=== PROBLEM TO WORK ON ===
Please copy each line of the records below that includes the word "this".

(Excerpts from a transcription dataset)
++++++++

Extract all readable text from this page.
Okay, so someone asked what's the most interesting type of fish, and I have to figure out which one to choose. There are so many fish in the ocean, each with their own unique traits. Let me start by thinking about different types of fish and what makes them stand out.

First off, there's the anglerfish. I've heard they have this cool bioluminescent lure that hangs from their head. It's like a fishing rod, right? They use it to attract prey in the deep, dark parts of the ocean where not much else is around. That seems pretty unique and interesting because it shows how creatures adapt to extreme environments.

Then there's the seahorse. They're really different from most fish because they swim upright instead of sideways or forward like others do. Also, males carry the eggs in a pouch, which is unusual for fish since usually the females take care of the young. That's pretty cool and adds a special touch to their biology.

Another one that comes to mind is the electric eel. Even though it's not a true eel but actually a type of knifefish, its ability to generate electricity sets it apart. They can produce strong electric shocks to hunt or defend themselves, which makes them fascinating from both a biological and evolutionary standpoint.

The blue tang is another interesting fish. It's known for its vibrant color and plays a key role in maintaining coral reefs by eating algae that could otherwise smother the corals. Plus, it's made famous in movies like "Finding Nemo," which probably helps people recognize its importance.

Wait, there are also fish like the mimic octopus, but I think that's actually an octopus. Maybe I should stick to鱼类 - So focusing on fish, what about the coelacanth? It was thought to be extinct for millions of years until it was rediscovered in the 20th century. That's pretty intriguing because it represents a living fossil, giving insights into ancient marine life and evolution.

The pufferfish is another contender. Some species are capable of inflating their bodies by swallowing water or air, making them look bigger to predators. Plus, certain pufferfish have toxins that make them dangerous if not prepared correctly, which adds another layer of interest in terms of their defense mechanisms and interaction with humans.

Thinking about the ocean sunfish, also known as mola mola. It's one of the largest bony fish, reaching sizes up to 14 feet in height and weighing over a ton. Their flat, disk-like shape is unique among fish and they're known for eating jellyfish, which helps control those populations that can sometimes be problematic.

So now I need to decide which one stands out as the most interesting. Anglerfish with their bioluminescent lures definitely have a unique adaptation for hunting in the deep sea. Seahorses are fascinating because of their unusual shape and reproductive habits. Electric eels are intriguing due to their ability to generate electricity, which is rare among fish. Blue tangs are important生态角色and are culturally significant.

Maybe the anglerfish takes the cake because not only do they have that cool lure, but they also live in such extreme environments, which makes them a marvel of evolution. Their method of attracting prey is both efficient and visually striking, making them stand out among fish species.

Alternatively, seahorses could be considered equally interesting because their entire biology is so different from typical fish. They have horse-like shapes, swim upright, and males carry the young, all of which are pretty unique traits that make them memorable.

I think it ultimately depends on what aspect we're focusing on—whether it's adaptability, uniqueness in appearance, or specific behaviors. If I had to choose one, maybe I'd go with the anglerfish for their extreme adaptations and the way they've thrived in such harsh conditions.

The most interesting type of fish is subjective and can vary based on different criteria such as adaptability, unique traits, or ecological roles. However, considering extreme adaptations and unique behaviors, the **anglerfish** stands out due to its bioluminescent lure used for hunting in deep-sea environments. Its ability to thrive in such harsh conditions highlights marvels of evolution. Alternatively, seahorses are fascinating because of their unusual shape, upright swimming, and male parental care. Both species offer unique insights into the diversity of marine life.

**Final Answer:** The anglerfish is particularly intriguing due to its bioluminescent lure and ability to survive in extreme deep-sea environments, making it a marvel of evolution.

++++++++

=== TASK RESULT ===
Extract all readable text from this page.
First off, there's the anglerfish. I've heard they have this cool bioluminescent lure that hangs from their head. It's like a fishing rod, right? They use it to attract prey in the deep, dark parts of the ocean where not much else is around. That seems pretty unique and interesting because it shows how creatures adapt to extreme environments.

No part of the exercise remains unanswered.